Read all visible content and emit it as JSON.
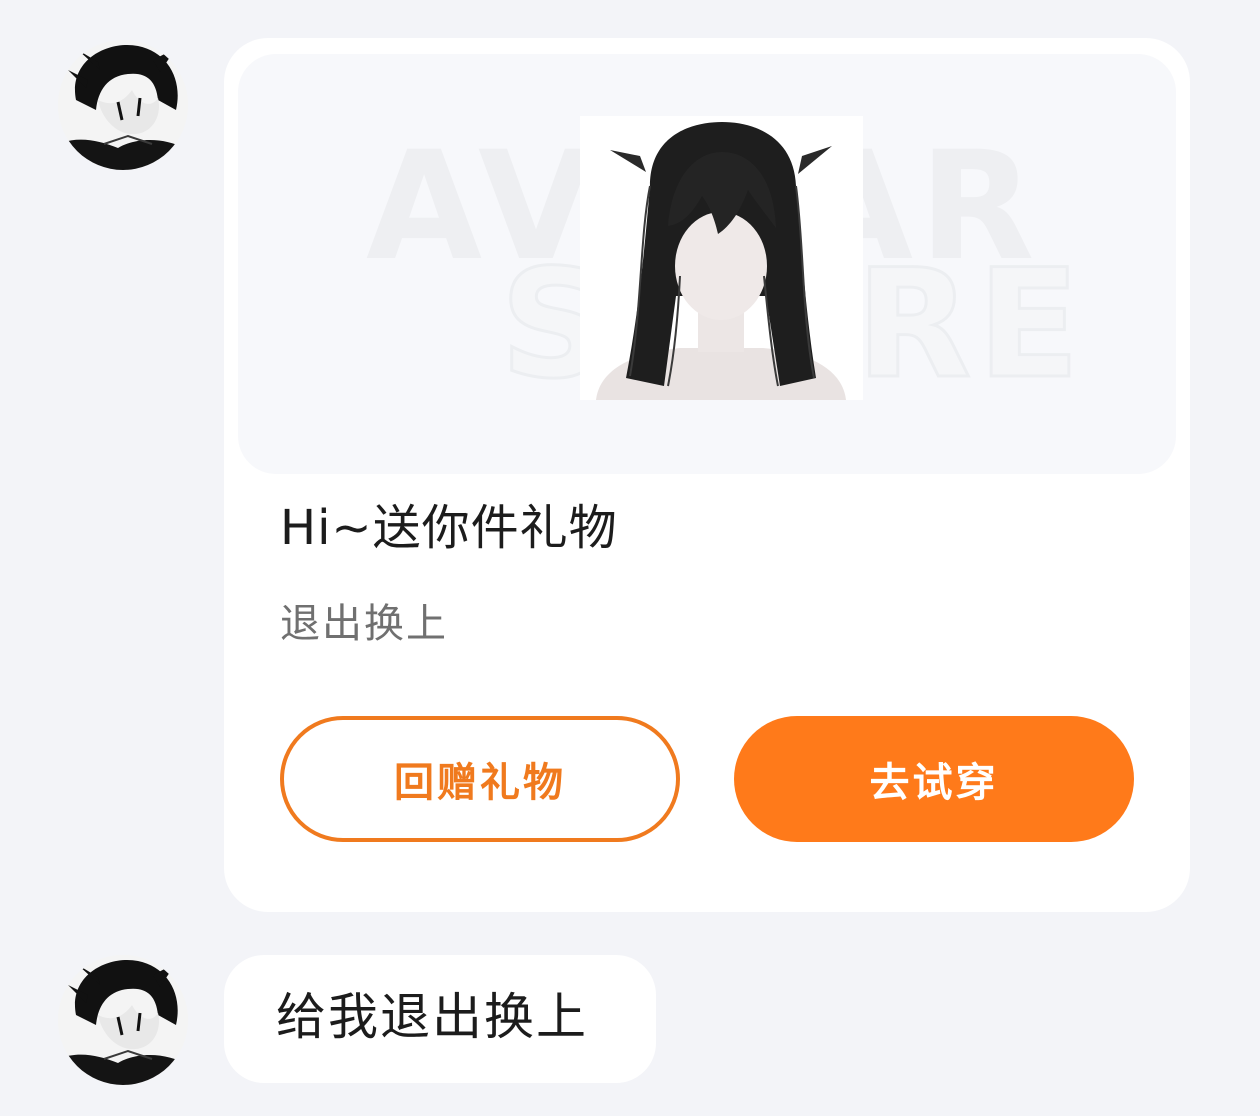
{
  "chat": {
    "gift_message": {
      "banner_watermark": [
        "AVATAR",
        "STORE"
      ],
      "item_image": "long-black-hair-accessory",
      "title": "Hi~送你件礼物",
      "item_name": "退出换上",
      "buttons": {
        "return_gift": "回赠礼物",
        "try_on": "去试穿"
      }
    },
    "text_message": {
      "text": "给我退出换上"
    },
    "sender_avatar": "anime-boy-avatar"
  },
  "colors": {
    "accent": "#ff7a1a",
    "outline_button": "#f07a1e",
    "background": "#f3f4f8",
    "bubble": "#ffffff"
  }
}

________

# Requirement:
Leave the pictures out and output the rest of the listing exactly.

# Solution to this problem:
Read all visible content and emit it as JSON.
{
  "chat": {
    "gift_message": {
      "banner_watermark": [
        "AVATAR",
        "STORE"
      ],
      "item_image": "long-black-hair-accessory",
      "title": "Hi~送你件礼物",
      "item_name": "退出换上",
      "buttons": {
        "return_gift": "回赠礼物",
        "try_on": "去试穿"
      }
    },
    "text_message": {
      "text": "给我退出换上"
    },
    "sender_avatar": "anime-boy-avatar"
  },
  "colors": {
    "accent": "#ff7a1a",
    "outline_button": "#f07a1e",
    "background": "#f3f4f8",
    "bubble": "#ffffff"
  }
}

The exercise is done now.